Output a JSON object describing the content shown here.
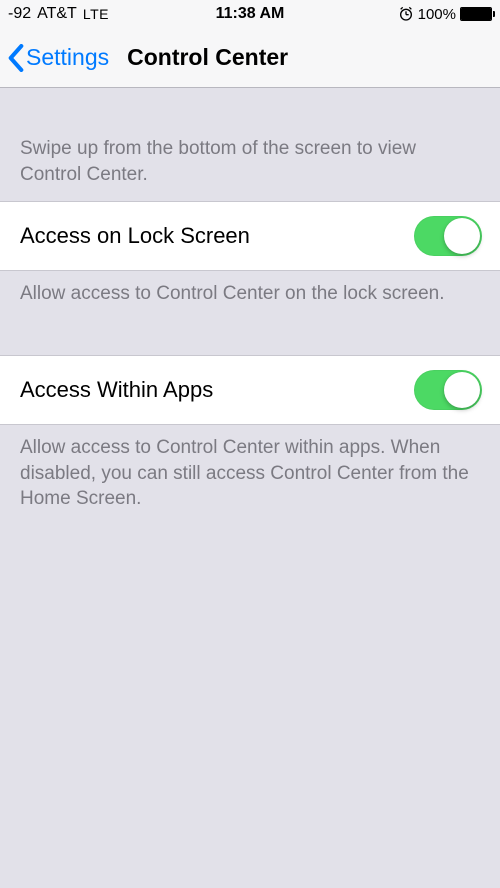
{
  "status": {
    "signal": "-92",
    "carrier": "AT&T",
    "network": "LTE",
    "time": "11:38 AM",
    "battery_pct": "100%"
  },
  "nav": {
    "back_label": "Settings",
    "title": "Control Center"
  },
  "header_text": "Swipe up from the bottom of the screen to view Control Center.",
  "rows": {
    "lock": {
      "label": "Access on Lock Screen",
      "footer": "Allow access to Control Center on the lock screen.",
      "on": true
    },
    "apps": {
      "label": "Access Within Apps",
      "footer": "Allow access to Control Center within apps. When disabled, you can still access Control Center from the Home Screen.",
      "on": true
    }
  },
  "colors": {
    "toggle_on": "#4cd964",
    "tint": "#007aff"
  }
}
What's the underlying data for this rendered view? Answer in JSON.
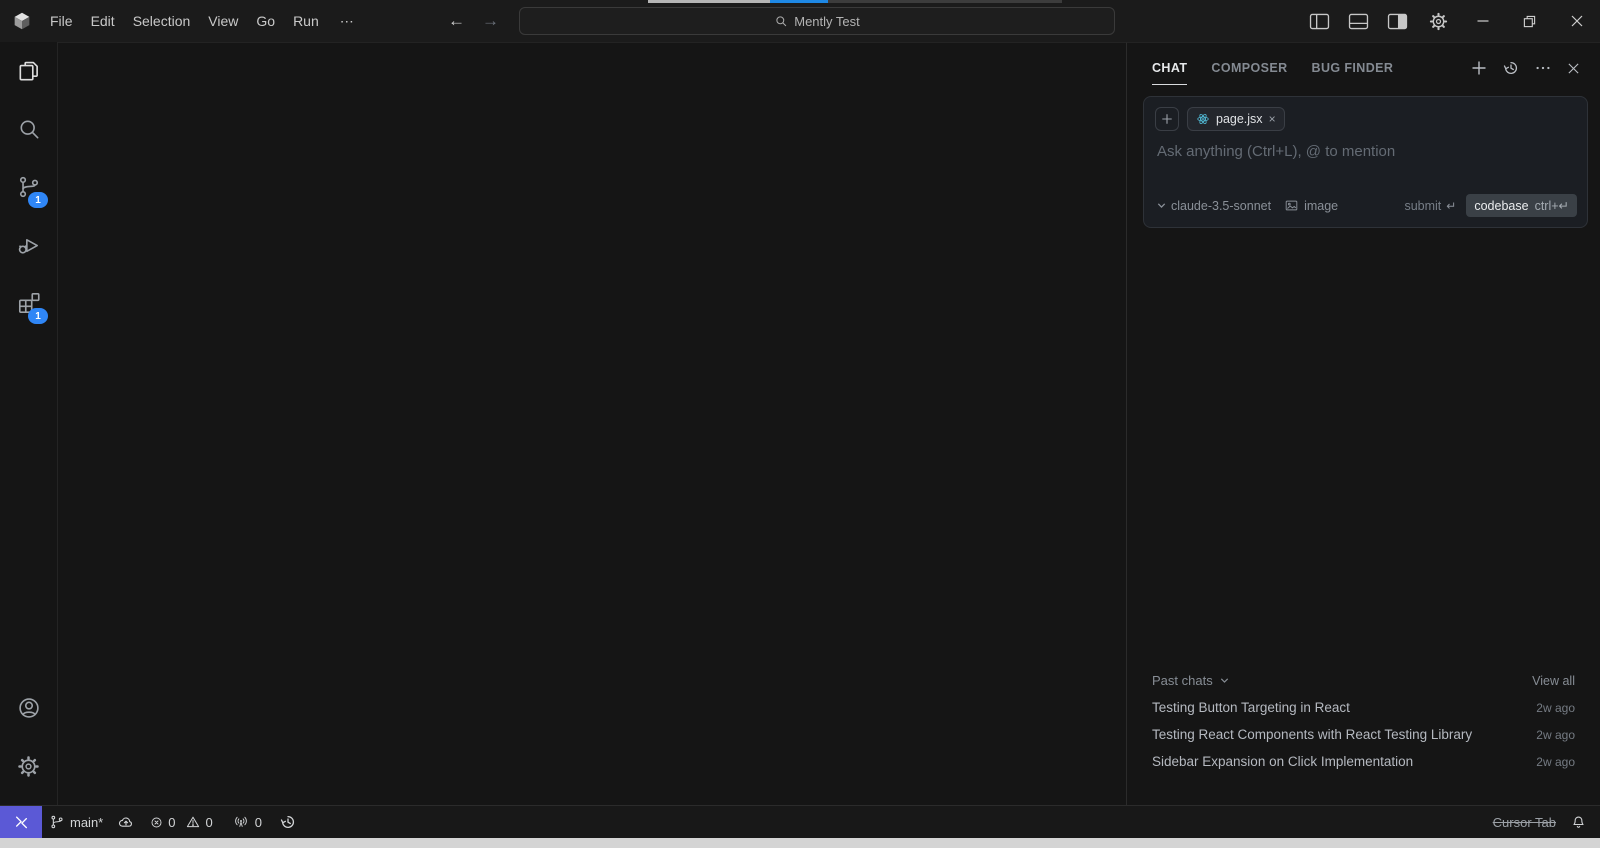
{
  "titlebar": {
    "menus": [
      "File",
      "Edit",
      "Selection",
      "View",
      "Go",
      "Run"
    ],
    "overflow_label": "⋯",
    "search": "Mently Test"
  },
  "activity": {
    "scm_badge": "1",
    "extensions_badge": "1"
  },
  "chat": {
    "tabs": [
      "CHAT",
      "COMPOSER",
      "BUG FINDER"
    ],
    "more_label": "⋯",
    "chip_file": "page.jsx",
    "chip_close": "×",
    "placeholder": "Ask anything (Ctrl+L), @ to mention",
    "model": "claude-3.5-sonnet",
    "image_label": "image",
    "submit_label": "submit",
    "submit_key": "↵",
    "codebase_label": "codebase",
    "codebase_key": "ctrl+↵"
  },
  "past_chats": {
    "header": "Past chats",
    "view_all": "View all",
    "items": [
      {
        "title": "Testing Button Targeting in React",
        "time": "2w ago"
      },
      {
        "title": "Testing React Components with React Testing Library",
        "time": "2w ago"
      },
      {
        "title": "Sidebar Expansion on Click Implementation",
        "time": "2w ago"
      }
    ]
  },
  "statusbar": {
    "branch": "main*",
    "errors": "0",
    "warnings": "0",
    "ports": "0",
    "cursor_tab": "Cursor Tab"
  },
  "colors": {
    "badge_blue": "#2f86f6",
    "remote_indigo": "#5b59d6",
    "react_blue": "#53c1de",
    "progress_blue": "#1e88e5"
  }
}
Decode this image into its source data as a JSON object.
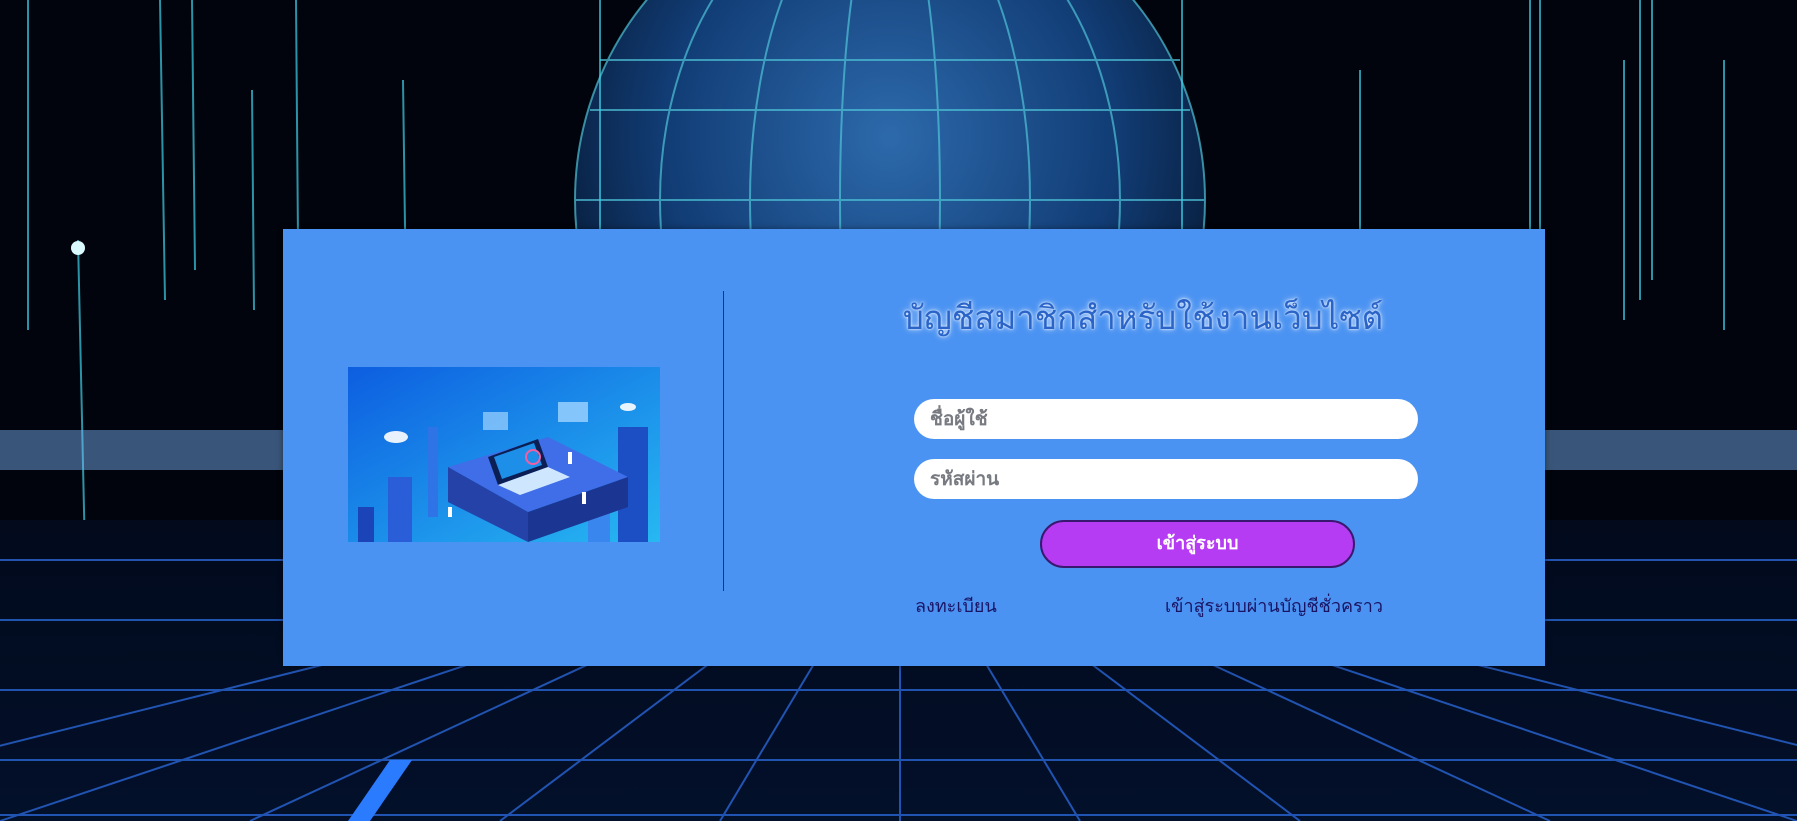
{
  "login_panel": {
    "title": "บัญชีสมาชิกสำหรับใช้งานเว็บไซต์",
    "username_placeholder": "ชื่อผู้ใช้",
    "password_placeholder": "รหัสผ่าน",
    "login_button_label": "เข้าสู่ระบบ",
    "register_link": "ลงทะเบียน",
    "guest_login_link": "เข้าสู่ระบบผ่านบัญชีชั่วคราว"
  },
  "colors": {
    "panel_background": "#4b93f2",
    "title_color": "#2a64c9",
    "button_color": "#b53cf2",
    "link_color": "#1a1464"
  }
}
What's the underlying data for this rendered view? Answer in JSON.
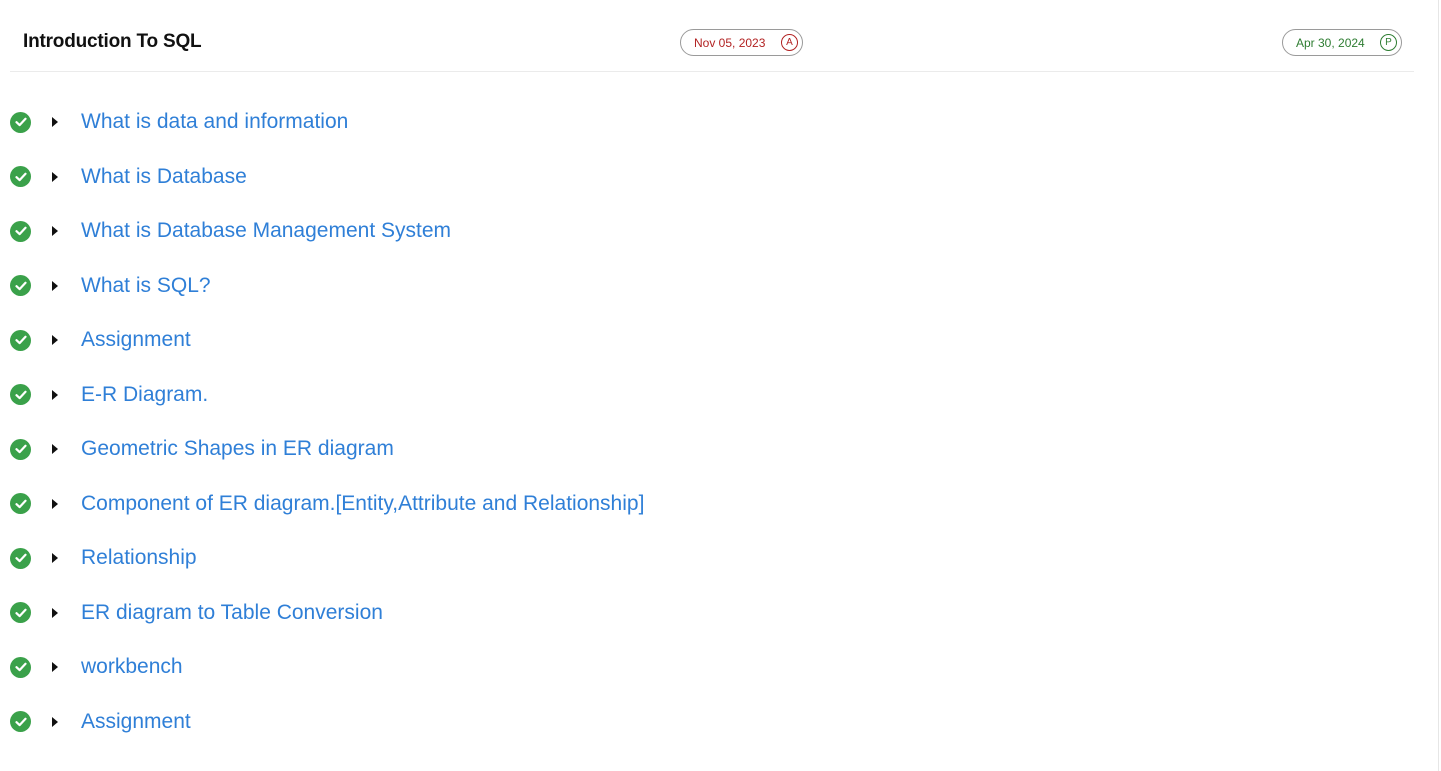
{
  "section": {
    "title": "Introduction To SQL",
    "start_date": "Nov 05, 2023",
    "start_badge": "A",
    "end_date": "Apr 30, 2024",
    "end_badge": "P"
  },
  "topics": [
    {
      "label": "What is data and information",
      "status_icon": "check-icon"
    },
    {
      "label": "What is Database",
      "status_icon": "check-icon"
    },
    {
      "label": "What is Database Management System",
      "status_icon": "check-icon"
    },
    {
      "label": "What is SQL?",
      "status_icon": "check-icon"
    },
    {
      "label": "Assignment",
      "status_icon": "check-icon"
    },
    {
      "label": "E-R Diagram.",
      "status_icon": "check-icon"
    },
    {
      "label": "Geometric Shapes in ER diagram",
      "status_icon": "check-icon"
    },
    {
      "label": "Component of ER diagram.[Entity,Attribute and Relationship]",
      "status_icon": "check-icon"
    },
    {
      "label": "Relationship",
      "status_icon": "check-icon"
    },
    {
      "label": "ER diagram to Table Conversion",
      "status_icon": "check-icon"
    },
    {
      "label": "workbench",
      "status_icon": "check-icon"
    },
    {
      "label": "Assignment",
      "status_icon": "check-icon"
    }
  ],
  "colors": {
    "link": "#2f7fd7",
    "check": "#3aa14a",
    "start_date": "#b22222",
    "end_date": "#2e7d32"
  }
}
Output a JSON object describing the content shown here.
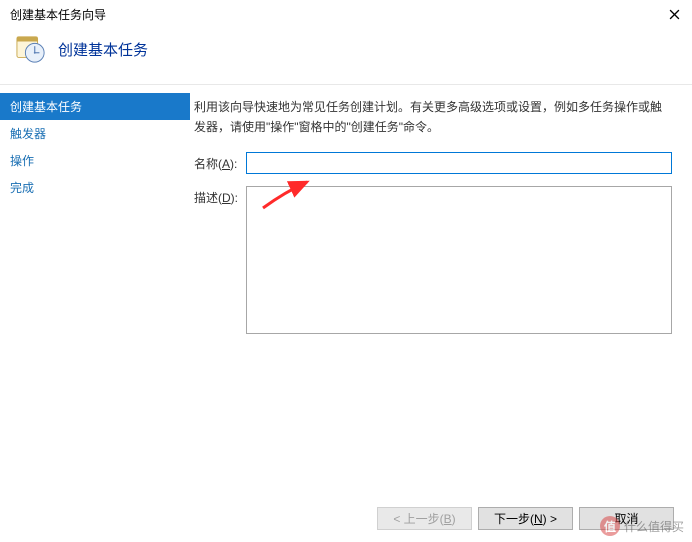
{
  "window": {
    "title": "创建基本任务向导"
  },
  "header": {
    "title": "创建基本任务"
  },
  "sidebar": {
    "items": [
      {
        "label": "创建基本任务",
        "selected": true
      },
      {
        "label": "触发器",
        "selected": false
      },
      {
        "label": "操作",
        "selected": false
      },
      {
        "label": "完成",
        "selected": false
      }
    ]
  },
  "main": {
    "intro": "利用该向导快速地为常见任务创建计划。有关更多高级选项或设置，例如多任务操作或触发器，请使用\"操作\"窗格中的\"创建任务\"命令。",
    "name_label_prefix": "名称(",
    "name_label_hotkey": "A",
    "name_label_suffix": "):",
    "name_value": "",
    "desc_label_prefix": "描述(",
    "desc_label_hotkey": "D",
    "desc_label_suffix": "):",
    "desc_value": ""
  },
  "footer": {
    "back_prefix": "< 上一步(",
    "back_hotkey": "B",
    "back_suffix": ")",
    "next_prefix": "下一步(",
    "next_hotkey": "N",
    "next_suffix": ") >",
    "cancel": "取消"
  },
  "watermark": {
    "badge": "值",
    "text": "什么值得买"
  }
}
____
- _Task goal_
Quote each record exactly as it stands, minus the pictures.

- _Finished task_
Output a JSON object describing the content shown here.
{
  "status": {
    "signal": "-92",
    "carrier": "AT&T",
    "network": "LTE",
    "time": "11:38 AM",
    "battery_pct": "100%"
  },
  "nav": {
    "back_label": "Settings",
    "title": "Control Center"
  },
  "header_text": "Swipe up from the bottom of the screen to view Control Center.",
  "rows": {
    "lock": {
      "label": "Access on Lock Screen",
      "footer": "Allow access to Control Center on the lock screen.",
      "on": true
    },
    "apps": {
      "label": "Access Within Apps",
      "footer": "Allow access to Control Center within apps. When disabled, you can still access Control Center from the Home Screen.",
      "on": true
    }
  },
  "colors": {
    "toggle_on": "#4cd964",
    "tint": "#007aff"
  }
}
What's the underlying data for this rendered view? Answer in JSON.
{
  "titlebar": {
    "menus": [
      "File",
      "Edit",
      "Selection",
      "View",
      "Go",
      "Run"
    ],
    "overflow_label": "⋯",
    "search": "Mently Test"
  },
  "activity": {
    "scm_badge": "1",
    "extensions_badge": "1"
  },
  "chat": {
    "tabs": [
      "CHAT",
      "COMPOSER",
      "BUG FINDER"
    ],
    "more_label": "⋯",
    "chip_file": "page.jsx",
    "chip_close": "×",
    "placeholder": "Ask anything (Ctrl+L), @ to mention",
    "model": "claude-3.5-sonnet",
    "image_label": "image",
    "submit_label": "submit",
    "submit_key": "↵",
    "codebase_label": "codebase",
    "codebase_key": "ctrl+↵"
  },
  "past_chats": {
    "header": "Past chats",
    "view_all": "View all",
    "items": [
      {
        "title": "Testing Button Targeting in React",
        "time": "2w ago"
      },
      {
        "title": "Testing React Components with React Testing Library",
        "time": "2w ago"
      },
      {
        "title": "Sidebar Expansion on Click Implementation",
        "time": "2w ago"
      }
    ]
  },
  "statusbar": {
    "branch": "main*",
    "errors": "0",
    "warnings": "0",
    "ports": "0",
    "cursor_tab": "Cursor Tab"
  },
  "colors": {
    "badge_blue": "#2f86f6",
    "remote_indigo": "#5b59d6",
    "react_blue": "#53c1de",
    "progress_blue": "#1e88e5"
  }
}
Decode this image into its source data as a JSON object.
{
  "login_panel": {
    "title": "บัญชีสมาชิกสำหรับใช้งานเว็บไซต์",
    "username_placeholder": "ชื่อผู้ใช้",
    "password_placeholder": "รหัสผ่าน",
    "login_button_label": "เข้าสู่ระบบ",
    "register_link": "ลงทะเบียน",
    "guest_login_link": "เข้าสู่ระบบผ่านบัญชีชั่วคราว"
  },
  "colors": {
    "panel_background": "#4b93f2",
    "title_color": "#2a64c9",
    "button_color": "#b53cf2",
    "link_color": "#1a1464"
  }
}
What's the underlying data for this rendered view? Answer in JSON.
{
  "section": {
    "title": "Introduction To SQL",
    "start_date": "Nov 05, 2023",
    "start_badge": "A",
    "end_date": "Apr 30, 2024",
    "end_badge": "P"
  },
  "topics": [
    {
      "label": "What is data and information",
      "status_icon": "check-icon"
    },
    {
      "label": "What is Database",
      "status_icon": "check-icon"
    },
    {
      "label": "What is Database Management System",
      "status_icon": "check-icon"
    },
    {
      "label": "What is SQL?",
      "status_icon": "check-icon"
    },
    {
      "label": "Assignment",
      "status_icon": "check-icon"
    },
    {
      "label": "E-R Diagram.",
      "status_icon": "check-icon"
    },
    {
      "label": "Geometric Shapes in ER diagram",
      "status_icon": "check-icon"
    },
    {
      "label": "Component of ER diagram.[Entity,Attribute and Relationship]",
      "status_icon": "check-icon"
    },
    {
      "label": "Relationship",
      "status_icon": "check-icon"
    },
    {
      "label": "ER diagram to Table Conversion",
      "status_icon": "check-icon"
    },
    {
      "label": "workbench",
      "status_icon": "check-icon"
    },
    {
      "label": "Assignment",
      "status_icon": "check-icon"
    }
  ],
  "colors": {
    "link": "#2f7fd7",
    "check": "#3aa14a",
    "start_date": "#b22222",
    "end_date": "#2e7d32"
  }
}
Output a JSON object describing the content shown here.
{
  "window": {
    "title": "创建基本任务向导"
  },
  "header": {
    "title": "创建基本任务"
  },
  "sidebar": {
    "items": [
      {
        "label": "创建基本任务",
        "selected": true
      },
      {
        "label": "触发器",
        "selected": false
      },
      {
        "label": "操作",
        "selected": false
      },
      {
        "label": "完成",
        "selected": false
      }
    ]
  },
  "main": {
    "intro": "利用该向导快速地为常见任务创建计划。有关更多高级选项或设置，例如多任务操作或触发器，请使用\"操作\"窗格中的\"创建任务\"命令。",
    "name_label_prefix": "名称(",
    "name_label_hotkey": "A",
    "name_label_suffix": "):",
    "name_value": "",
    "desc_label_prefix": "描述(",
    "desc_label_hotkey": "D",
    "desc_label_suffix": "):",
    "desc_value": ""
  },
  "footer": {
    "back_prefix": "< 上一步(",
    "back_hotkey": "B",
    "back_suffix": ")",
    "next_prefix": "下一步(",
    "next_hotkey": "N",
    "next_suffix": ") >",
    "cancel": "取消"
  },
  "watermark": {
    "badge": "值",
    "text": "什么值得买"
  }
}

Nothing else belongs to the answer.